[Start of Excerpted data]

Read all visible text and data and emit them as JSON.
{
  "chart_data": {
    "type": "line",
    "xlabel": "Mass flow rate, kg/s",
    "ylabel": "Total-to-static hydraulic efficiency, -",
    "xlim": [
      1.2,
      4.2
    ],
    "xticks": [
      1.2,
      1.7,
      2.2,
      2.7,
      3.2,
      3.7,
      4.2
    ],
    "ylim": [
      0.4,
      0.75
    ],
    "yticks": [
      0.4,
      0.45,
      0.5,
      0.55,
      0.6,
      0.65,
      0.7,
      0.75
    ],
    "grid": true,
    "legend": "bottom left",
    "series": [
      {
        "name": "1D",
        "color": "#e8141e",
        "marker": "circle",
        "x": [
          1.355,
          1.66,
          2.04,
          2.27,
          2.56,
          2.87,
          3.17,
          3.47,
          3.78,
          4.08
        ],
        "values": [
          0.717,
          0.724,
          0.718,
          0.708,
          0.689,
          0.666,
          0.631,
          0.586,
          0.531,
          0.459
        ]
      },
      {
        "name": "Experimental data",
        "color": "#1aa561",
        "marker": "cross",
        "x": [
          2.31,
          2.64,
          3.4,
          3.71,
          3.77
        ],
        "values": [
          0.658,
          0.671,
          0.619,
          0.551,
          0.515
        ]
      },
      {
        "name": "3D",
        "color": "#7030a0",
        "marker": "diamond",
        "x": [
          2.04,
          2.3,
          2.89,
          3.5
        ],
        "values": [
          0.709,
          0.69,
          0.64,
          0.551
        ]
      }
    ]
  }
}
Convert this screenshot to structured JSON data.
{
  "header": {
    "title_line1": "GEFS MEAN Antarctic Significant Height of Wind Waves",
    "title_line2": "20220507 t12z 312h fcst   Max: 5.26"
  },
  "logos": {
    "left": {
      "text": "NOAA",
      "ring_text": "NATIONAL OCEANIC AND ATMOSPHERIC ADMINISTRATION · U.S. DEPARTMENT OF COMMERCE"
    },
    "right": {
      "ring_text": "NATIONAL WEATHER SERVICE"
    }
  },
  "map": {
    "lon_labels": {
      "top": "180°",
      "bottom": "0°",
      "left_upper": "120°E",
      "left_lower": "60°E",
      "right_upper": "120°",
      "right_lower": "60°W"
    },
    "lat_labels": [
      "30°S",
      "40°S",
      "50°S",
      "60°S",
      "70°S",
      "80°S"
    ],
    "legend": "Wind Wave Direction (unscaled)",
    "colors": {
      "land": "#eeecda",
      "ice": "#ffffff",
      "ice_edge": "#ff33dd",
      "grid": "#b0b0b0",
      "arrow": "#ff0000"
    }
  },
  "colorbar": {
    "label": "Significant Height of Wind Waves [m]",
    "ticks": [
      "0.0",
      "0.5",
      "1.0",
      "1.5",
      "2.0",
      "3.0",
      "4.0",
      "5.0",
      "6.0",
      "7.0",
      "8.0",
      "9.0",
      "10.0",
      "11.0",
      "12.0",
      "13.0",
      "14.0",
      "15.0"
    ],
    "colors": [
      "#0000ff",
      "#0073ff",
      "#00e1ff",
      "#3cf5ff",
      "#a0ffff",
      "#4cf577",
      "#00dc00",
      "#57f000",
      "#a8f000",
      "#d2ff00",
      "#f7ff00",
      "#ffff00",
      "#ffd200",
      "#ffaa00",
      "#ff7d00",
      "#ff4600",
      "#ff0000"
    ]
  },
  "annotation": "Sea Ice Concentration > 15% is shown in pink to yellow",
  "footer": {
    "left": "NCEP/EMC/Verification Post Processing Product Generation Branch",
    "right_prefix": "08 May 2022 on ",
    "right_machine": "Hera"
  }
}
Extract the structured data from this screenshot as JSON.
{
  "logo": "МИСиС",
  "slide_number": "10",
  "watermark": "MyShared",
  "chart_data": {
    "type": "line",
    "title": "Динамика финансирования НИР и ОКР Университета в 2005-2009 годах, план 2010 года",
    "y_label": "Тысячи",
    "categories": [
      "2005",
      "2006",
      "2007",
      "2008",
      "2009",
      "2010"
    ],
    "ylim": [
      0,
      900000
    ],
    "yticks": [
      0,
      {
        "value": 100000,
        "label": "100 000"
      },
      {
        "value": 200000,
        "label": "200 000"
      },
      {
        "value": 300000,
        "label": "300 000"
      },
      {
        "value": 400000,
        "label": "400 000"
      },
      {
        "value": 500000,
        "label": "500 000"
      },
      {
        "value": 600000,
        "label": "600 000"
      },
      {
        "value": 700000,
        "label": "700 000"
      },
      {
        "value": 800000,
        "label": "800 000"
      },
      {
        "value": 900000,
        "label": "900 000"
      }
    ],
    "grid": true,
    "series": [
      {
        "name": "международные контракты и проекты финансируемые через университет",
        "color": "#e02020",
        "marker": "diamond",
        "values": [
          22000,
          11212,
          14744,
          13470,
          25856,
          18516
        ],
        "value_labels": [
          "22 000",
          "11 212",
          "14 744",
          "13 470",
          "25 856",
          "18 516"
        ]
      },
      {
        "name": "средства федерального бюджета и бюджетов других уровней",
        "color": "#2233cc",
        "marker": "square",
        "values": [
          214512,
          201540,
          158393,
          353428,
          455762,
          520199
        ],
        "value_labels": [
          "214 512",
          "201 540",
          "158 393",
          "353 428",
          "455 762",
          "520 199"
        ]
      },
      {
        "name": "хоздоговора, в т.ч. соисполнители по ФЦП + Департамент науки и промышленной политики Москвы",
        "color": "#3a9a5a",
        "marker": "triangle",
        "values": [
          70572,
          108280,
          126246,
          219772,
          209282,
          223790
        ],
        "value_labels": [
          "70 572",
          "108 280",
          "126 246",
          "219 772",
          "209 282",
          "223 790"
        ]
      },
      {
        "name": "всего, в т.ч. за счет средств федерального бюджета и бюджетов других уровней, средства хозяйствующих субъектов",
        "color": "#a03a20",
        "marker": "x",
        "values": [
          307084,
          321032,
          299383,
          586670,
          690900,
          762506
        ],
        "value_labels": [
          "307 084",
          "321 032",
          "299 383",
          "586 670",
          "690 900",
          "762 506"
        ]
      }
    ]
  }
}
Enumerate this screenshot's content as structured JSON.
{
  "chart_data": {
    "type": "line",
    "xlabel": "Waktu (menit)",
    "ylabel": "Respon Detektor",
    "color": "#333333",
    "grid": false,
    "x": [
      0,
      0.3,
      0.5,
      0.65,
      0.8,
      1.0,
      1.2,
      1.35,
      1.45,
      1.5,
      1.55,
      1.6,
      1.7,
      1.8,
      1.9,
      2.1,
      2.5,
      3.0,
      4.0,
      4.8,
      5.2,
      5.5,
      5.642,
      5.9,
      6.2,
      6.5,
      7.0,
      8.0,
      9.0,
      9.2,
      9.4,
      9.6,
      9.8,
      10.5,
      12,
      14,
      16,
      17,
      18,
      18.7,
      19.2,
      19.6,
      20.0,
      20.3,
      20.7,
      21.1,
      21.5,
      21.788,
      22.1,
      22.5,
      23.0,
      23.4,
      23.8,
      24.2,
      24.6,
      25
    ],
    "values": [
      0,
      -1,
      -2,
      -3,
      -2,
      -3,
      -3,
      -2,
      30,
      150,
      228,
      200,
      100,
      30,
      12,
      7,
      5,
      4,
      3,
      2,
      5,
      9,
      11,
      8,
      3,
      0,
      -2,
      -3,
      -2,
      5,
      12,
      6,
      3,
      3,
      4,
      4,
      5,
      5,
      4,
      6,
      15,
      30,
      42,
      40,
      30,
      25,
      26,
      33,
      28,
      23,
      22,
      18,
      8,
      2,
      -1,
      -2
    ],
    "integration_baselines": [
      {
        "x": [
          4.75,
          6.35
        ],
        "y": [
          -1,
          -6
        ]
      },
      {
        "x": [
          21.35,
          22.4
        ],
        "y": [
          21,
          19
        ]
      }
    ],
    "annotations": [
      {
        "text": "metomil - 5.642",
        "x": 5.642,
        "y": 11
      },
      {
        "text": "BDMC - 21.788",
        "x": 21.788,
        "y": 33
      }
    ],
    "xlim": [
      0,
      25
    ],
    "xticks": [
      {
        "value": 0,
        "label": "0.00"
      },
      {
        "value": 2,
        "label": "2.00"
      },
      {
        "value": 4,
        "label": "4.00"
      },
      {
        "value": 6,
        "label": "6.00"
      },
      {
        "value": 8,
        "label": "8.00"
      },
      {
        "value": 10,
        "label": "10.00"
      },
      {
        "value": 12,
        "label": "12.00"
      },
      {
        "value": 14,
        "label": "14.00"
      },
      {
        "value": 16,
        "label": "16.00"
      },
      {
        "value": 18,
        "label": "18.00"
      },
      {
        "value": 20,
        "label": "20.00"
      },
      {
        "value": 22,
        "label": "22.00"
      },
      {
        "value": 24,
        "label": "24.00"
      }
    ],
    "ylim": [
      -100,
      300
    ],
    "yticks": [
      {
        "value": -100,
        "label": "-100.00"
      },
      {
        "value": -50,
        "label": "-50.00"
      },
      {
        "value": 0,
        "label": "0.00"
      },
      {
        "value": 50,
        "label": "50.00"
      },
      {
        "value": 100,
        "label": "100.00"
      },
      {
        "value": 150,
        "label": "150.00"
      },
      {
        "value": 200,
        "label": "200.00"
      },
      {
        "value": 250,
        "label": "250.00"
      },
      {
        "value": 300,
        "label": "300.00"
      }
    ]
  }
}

[End of Excerpted data]

What to work on => Find every line in the records above that holds the word "Waves", and copy each one.

The completed task =>
    "title_line1": "GEFS MEAN Antarctic Significant Height of Wind Waves",
    "label": "Significant Height of Wind Waves [m]",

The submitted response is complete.